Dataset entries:
################

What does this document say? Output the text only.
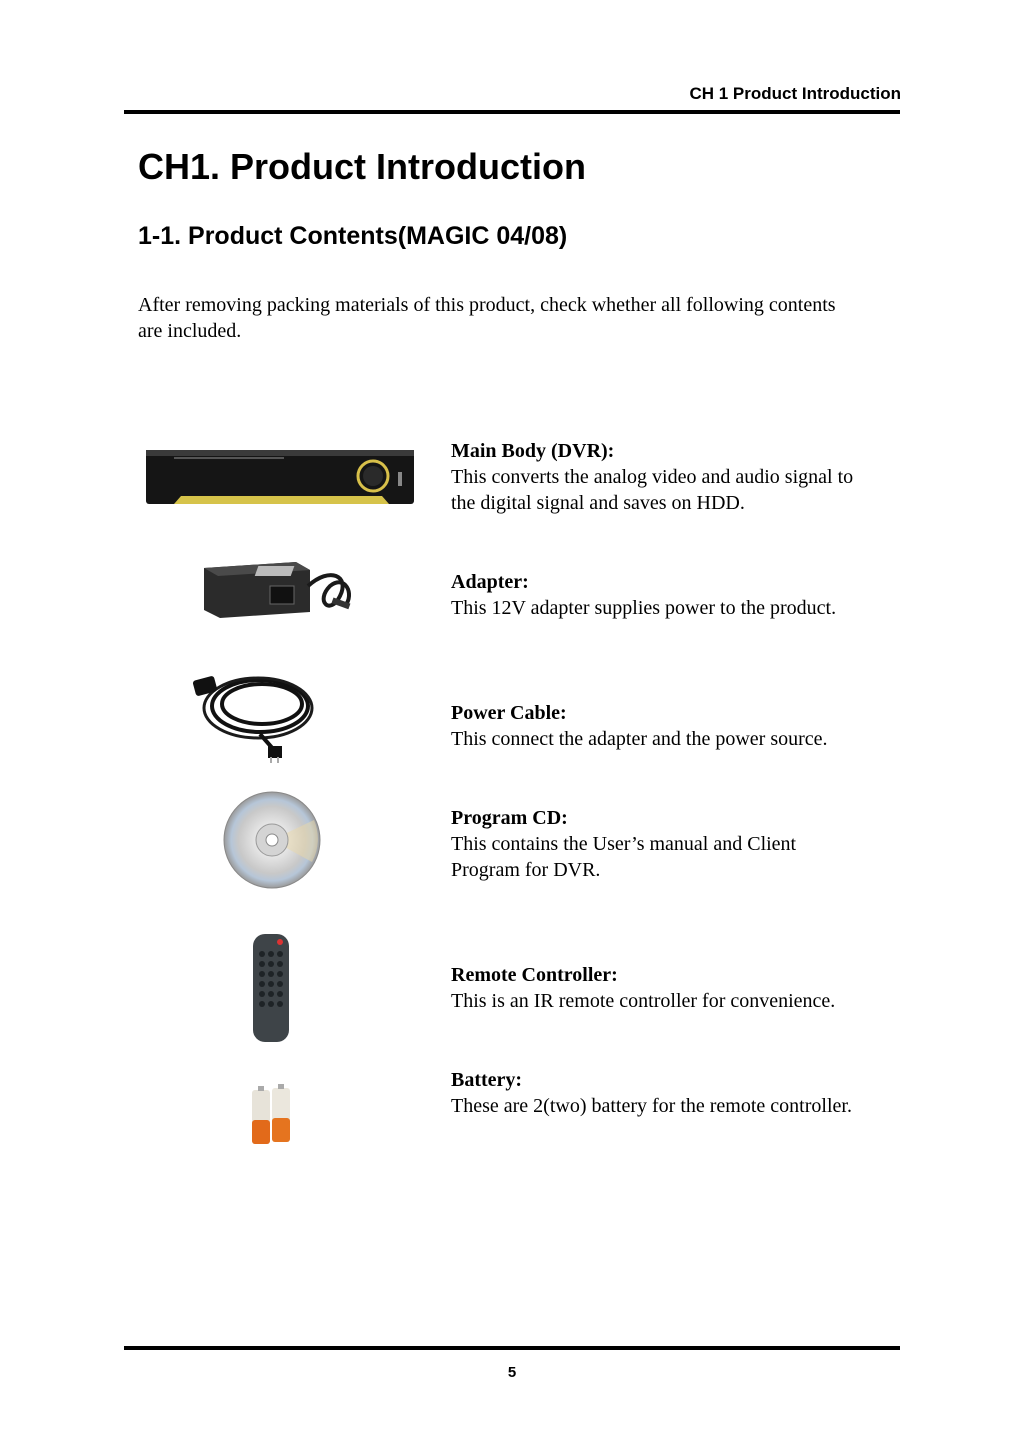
CH 1 Product Introduction
CH1. Product Introduction
1-1. Product Contents(MAGIC 04/08)

After removing packing materials of this product, check whether all following contents are included.

Main Body (DVR):
This converts the analog video and audio signal to the digital signal and saves on HDD.
Adapter:
This 12V adapter supplies power to the product.
Power Cable:
This connect the adapter and the power source.
Program CD:
This contains the User’s manual and Client Program for DVR.
Remote Controller:
This is an IR remote controller for convenience.
Battery:
These are 2(two) battery for the remote controller.
5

################

▶ _WHAT NEEDS TO BE DONE_
Quote the records above in full, dropping each picture.

▶ _RESPONSE_
What does this document say? Output the text only.
CH 1 Product Introduction
CH1. Product Introduction
1-1. Product Contents(MAGIC 04/08)

After removing packing materials of this product, check whether all following contents are included.

Main Body (DVR):
This converts the analog video and audio signal to the digital signal and saves on HDD.
Adapter:
This 12V adapter supplies power to the product.
Power Cable:
This connect the adapter and the power source.
Program CD:
This contains the User’s manual and Client Program for DVR.
Remote Controller:
This is an IR remote controller for convenience.
Battery:
These are 2(two) battery for the remote controller.
5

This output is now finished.